● **Text block**
By contrast, life in the country has been spiralling towards an all-time low in modern times. Many rural-sector economic activities have become interwoven into large-scale businesses run from cities. Agri-business is the most visible form of this change. In China, displaced factory workers from the current global economic climate seldom have viable alternative places to go. Their villages and family (and collective) farms have been radically transformed. Some rural communities have disappeared. Some have been flooded by large-scale damming of rivers. Some have been deserted by the people moving to the cities. Some have no viable natural resource base left – their land is no longer arable, their water so polluted it poisons any living thing.
Here in Australia, there has been a drought for most of the last decade. The last year has been particularly dry. Depression and suicide among farmers is at an all-time high. Family farms have been devastated by the twin effects of the drought and global financial crisis. My own family sold a country home on the shore of an irrigation reservoir whose shore-line retreated from the property in 1996 never to return. I drove over a bridge of that weir last weekend. A trickle in the original riverbed was all the water we could see, some 15 metres below the bridge. The district – once a thriving farming community – is now a tourist destination for the city-based people who can still afford their holiday homes. The local economy is now almost entirely dependant on people from Melbourne. The local water will be piped south to Melbourne when the (politically controversial) pipeline is finished next year.
The switch from private sector to the public sector of much of this activity is staggering. Billions and sometimes trillions of dollars of government debt are being clocked up to do all sorts of things today. From bailing out Wall St to supporting Motor-town to plain-old cash handouts to stimulate consumer spending. Pipelines and river-basin rescue programs are buried in huge government appropriations that do everything from building broadband networks to building bridges, schools, hospitals and train-lines. Government “stimulus” spending has become the new boom industry, Spending on a scale that even a year ago was just unthinkable is almost universally popular.
For me, my Audi is just as fun to drive as my BMW but it’s 30% more fuel-efficient and 35% less-polluting (at about the same price). My Mac is much more fun to use and is faster and greener than my PC at about twice the price. My new job is much more satisfying than my old one because the customer is buying. I like Obama much more than Bush despite the fact that I’m centre-right politically. I’m one of those many millions of people who contributed to his election campaign last year. Despite being a paid-up member of the Liberal Party here in Australia, I take my hat off to Mr. Rudd (and Mr. Swan) for their performance in very tough circumstances.
I feel very fortunate that I live in Australia and I work for a global company that’s in great shape. I get a lot of people asking me for advise (and sometimes for a job). I can’t say I saw this all coming but I knew something was going to happen, so I made some changes in anticipation. I’m so glad it turned out the way it did. I can’t imagine what it must be like to be in other places that’ve been much more harshly affected.

Stored items:
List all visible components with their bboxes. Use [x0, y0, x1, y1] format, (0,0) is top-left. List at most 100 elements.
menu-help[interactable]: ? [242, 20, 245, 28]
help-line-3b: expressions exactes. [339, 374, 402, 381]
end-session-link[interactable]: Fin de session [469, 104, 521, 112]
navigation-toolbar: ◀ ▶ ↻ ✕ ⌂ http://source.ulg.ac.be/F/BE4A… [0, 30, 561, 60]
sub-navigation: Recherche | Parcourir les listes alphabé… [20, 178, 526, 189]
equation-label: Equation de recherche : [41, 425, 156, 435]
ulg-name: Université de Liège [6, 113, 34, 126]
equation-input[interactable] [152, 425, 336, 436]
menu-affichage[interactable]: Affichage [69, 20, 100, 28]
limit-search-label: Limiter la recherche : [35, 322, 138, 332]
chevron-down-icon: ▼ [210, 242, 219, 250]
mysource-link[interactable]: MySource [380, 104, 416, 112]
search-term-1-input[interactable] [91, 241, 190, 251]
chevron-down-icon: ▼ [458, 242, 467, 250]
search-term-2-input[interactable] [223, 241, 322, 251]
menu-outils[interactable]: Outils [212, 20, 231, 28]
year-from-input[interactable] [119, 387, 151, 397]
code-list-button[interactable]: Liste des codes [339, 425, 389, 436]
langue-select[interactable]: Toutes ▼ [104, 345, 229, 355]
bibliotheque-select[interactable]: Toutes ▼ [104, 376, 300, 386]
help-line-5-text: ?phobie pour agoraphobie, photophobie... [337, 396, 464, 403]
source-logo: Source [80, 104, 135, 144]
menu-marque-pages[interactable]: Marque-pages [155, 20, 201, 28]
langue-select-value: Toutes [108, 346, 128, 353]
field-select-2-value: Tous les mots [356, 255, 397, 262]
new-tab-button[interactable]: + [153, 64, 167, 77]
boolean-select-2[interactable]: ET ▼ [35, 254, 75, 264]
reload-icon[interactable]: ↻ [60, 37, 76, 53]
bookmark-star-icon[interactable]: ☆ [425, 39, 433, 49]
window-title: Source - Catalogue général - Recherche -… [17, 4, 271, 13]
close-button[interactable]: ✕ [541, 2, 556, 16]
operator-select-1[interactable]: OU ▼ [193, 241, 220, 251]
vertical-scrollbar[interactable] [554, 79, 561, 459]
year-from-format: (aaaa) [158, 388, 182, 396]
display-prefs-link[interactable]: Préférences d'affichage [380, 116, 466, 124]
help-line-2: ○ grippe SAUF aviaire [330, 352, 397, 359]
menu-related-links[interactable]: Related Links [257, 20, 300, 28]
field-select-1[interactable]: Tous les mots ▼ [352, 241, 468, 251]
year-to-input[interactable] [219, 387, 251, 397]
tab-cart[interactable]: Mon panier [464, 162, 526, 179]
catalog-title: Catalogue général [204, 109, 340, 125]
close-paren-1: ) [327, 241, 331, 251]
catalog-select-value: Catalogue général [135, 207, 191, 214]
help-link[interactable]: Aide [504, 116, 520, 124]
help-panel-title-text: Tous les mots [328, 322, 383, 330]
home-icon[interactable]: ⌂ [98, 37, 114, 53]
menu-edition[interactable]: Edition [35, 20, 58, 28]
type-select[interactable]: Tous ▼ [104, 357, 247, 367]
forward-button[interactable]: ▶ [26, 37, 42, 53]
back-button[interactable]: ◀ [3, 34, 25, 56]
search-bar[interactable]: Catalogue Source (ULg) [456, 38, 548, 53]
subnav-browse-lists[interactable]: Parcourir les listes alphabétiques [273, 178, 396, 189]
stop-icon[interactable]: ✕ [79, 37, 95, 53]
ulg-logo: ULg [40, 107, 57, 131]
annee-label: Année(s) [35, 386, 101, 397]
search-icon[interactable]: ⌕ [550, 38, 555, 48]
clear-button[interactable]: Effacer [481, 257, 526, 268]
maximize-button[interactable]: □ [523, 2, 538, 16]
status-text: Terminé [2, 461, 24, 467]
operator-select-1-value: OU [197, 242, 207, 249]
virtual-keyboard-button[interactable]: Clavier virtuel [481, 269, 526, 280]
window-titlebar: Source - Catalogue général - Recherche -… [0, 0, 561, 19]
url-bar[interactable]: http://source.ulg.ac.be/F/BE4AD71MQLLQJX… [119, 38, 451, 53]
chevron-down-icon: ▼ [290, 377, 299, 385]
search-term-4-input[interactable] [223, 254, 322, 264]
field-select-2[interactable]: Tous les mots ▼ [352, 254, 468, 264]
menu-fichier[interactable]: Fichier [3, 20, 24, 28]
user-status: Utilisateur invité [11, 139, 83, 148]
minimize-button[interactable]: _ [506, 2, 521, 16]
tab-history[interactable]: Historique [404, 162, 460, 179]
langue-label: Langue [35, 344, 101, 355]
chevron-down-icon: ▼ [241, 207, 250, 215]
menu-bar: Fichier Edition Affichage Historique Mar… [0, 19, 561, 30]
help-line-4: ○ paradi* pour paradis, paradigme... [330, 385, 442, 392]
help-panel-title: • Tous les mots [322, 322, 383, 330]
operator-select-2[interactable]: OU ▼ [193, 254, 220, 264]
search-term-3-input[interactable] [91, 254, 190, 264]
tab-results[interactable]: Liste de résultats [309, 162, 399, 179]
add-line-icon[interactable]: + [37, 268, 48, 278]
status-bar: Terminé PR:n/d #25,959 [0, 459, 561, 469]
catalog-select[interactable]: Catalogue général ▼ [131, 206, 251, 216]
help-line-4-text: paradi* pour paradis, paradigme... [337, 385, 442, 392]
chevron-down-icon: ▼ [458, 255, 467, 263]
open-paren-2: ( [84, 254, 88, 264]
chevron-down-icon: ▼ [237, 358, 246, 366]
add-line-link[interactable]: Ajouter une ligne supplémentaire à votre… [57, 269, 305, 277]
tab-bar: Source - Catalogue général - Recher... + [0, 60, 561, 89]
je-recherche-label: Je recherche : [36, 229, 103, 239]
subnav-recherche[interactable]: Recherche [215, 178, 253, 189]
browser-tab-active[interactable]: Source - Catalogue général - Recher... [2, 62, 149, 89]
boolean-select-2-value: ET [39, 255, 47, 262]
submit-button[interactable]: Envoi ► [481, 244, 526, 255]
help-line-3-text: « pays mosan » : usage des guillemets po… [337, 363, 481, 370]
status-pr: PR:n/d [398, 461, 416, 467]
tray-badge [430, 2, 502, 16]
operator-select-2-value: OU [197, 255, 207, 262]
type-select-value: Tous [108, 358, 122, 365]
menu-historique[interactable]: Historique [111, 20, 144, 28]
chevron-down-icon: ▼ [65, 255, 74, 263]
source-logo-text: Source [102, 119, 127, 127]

● **Using the information**
**1)** According to the essay, in what year did the reservoir's shoreline retreat from the family's country property?
**2)** Repeat the stretch of the essay from "For me, my Audi" through "very tough circumstances.".
Work from the essay alone.

● **Solutions below**
**1)** 1996

**2)**
For me, my Audi is just as fun to drive as my BMW but it’s 30% more fuel-efficient and 35% less-polluting (at about the same price). My Mac is much more fun to use and is faster and greener than my PC at about twice the price. My new job is much more satisfying than my old one because the customer is buying. I like Obama much more than Bush despite the fact that I’m centre-right politically. I’m one of those many millions of people who contributed to his election campaign last year. Despite being a paid-up member of the Liberal Party here in Australia, I take my hat off to Mr. Rudd (and Mr. Swan) for their performance in very tough circumstances.